→ **JOB**
The answer is one number: how many lines hold the string "keys".
---
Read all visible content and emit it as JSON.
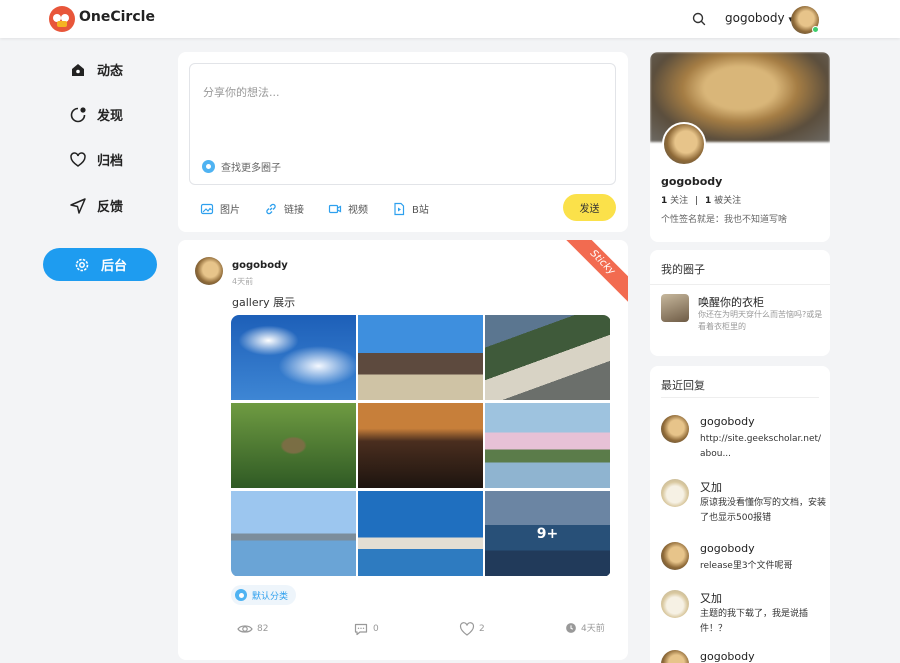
{
  "header": {
    "brand": "OneCircle",
    "username": "gogobody",
    "dropdown_caret": "▾"
  },
  "nav": {
    "items": [
      {
        "label": "动态",
        "icon": "home-icon"
      },
      {
        "label": "发现",
        "icon": "discover-icon"
      },
      {
        "label": "归档",
        "icon": "heart-icon"
      },
      {
        "label": "反馈",
        "icon": "send-icon"
      }
    ],
    "admin_label": "后台",
    "admin_icon": "gear-icon"
  },
  "composer": {
    "placeholder": "分享你的想法...",
    "circle_finder": "查找更多圈子",
    "tools": [
      {
        "label": "图片",
        "icon": "image-icon"
      },
      {
        "label": "链接",
        "icon": "link-icon"
      },
      {
        "label": "视频",
        "icon": "video-icon"
      },
      {
        "label": "B站",
        "icon": "bilibili-icon"
      }
    ],
    "send_label": "发送"
  },
  "post": {
    "ribbon": "Sticky",
    "author": "gogobody",
    "time": "4天前",
    "text": "gallery 展示",
    "more_count": "9+",
    "tag": "默认分类",
    "views": "82",
    "comments": "0",
    "likes": "2",
    "posted": "4天前"
  },
  "profile": {
    "name": "gogobody",
    "following_count": "1",
    "following_label": "关注",
    "followers_count": "1",
    "followers_label": "被关注",
    "signature": "个性签名就是：我也不知道写啥"
  },
  "circles": {
    "title": "我的圈子",
    "items": [
      {
        "name": "唤醒你的衣柜",
        "desc": "你还在为明天穿什么而苦恼吗?或是看着衣柜里的"
      }
    ]
  },
  "replies": {
    "title": "最近回复",
    "items": [
      {
        "name": "gogobody",
        "text": "http://site.geekscholar.net/abou...",
        "avatar": "wood"
      },
      {
        "name": "又加",
        "text": "原谅我没看懂你写的文档，安装了也显示500报错",
        "avatar": "cat"
      },
      {
        "name": "gogobody",
        "text": "release里3个文件呢哥",
        "avatar": "wood"
      },
      {
        "name": "又加",
        "text": "主题的我下载了，我是说插件！？",
        "avatar": "cat"
      },
      {
        "name": "gogobody",
        "text": "",
        "avatar": "wood"
      }
    ]
  },
  "colors": {
    "accent": "#1e9cf0",
    "send": "#fbe14a",
    "ribbon": "#f26b50",
    "background": "#f3f4f6"
  }
}
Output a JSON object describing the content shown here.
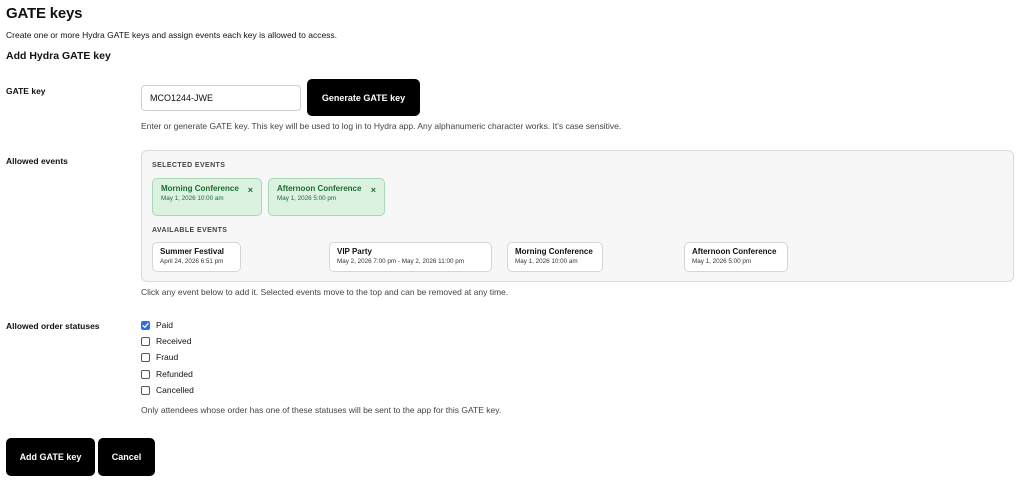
{
  "page": {
    "title": "GATE keys",
    "description": "Create one or more Hydra GATE keys and assign events each key is allowed to access.",
    "subtitle": "Add Hydra GATE key"
  },
  "gate_key": {
    "label": "GATE key",
    "value": "MCO1244-JWE",
    "generate_label": "Generate GATE key",
    "help": "Enter or generate GATE key. This key will be used to log in to Hydra app. Any alphanumeric character works. It's case sensitive."
  },
  "events": {
    "label": "Allowed events",
    "selected_heading": "SELECTED EVENTS",
    "available_heading": "AVAILABLE EVENTS",
    "selected": [
      {
        "name": "Morning Conference",
        "date": "May 1, 2026 10:00 am"
      },
      {
        "name": "Afternoon Conference",
        "date": "May 1, 2026 5:00 pm"
      }
    ],
    "available": [
      {
        "name": "Summer Festival",
        "date": "April 24, 2026 6:51 pm"
      },
      {
        "name": "VIP Party",
        "date": "May 2, 2026 7:00 pm - May 2, 2026 11:00 pm"
      },
      {
        "name": "Morning Conference",
        "date": "May 1, 2026 10:00 am"
      },
      {
        "name": "Afternoon Conference",
        "date": "May 1, 2026 5:00 pm"
      }
    ],
    "remove_glyph": "×",
    "help": "Click any event below to add it. Selected events move to the top and can be removed at any time."
  },
  "statuses": {
    "label": "Allowed order statuses",
    "options": [
      {
        "label": "Paid",
        "checked": true
      },
      {
        "label": "Received",
        "checked": false
      },
      {
        "label": "Fraud",
        "checked": false
      },
      {
        "label": "Refunded",
        "checked": false
      },
      {
        "label": "Cancelled",
        "checked": false
      }
    ],
    "help": "Only attendees whose order has one of these statuses will be sent to the app for this GATE key."
  },
  "actions": {
    "add_label": "Add GATE key",
    "cancel_label": "Cancel"
  },
  "colors": {
    "primary_button": "#000000",
    "selected_chip_bg": "#dcf2e1",
    "selected_chip_text": "#1c6b2f",
    "checkbox_checked": "#2f6fe0"
  },
  "icons": {
    "remove": "close-icon",
    "check": "check-icon"
  }
}
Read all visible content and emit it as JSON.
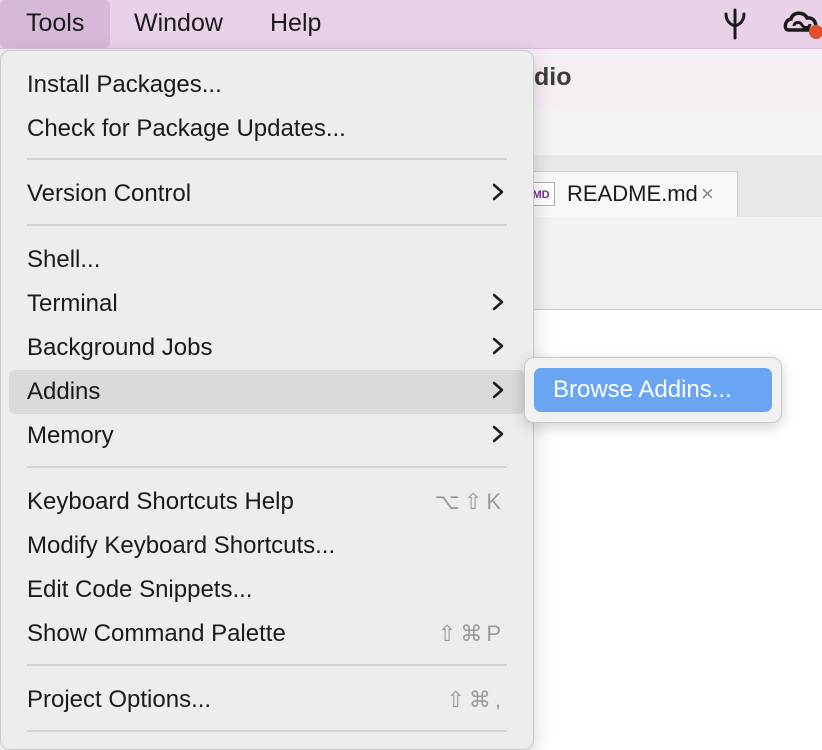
---
→ **EXPECTED ANSWER**
2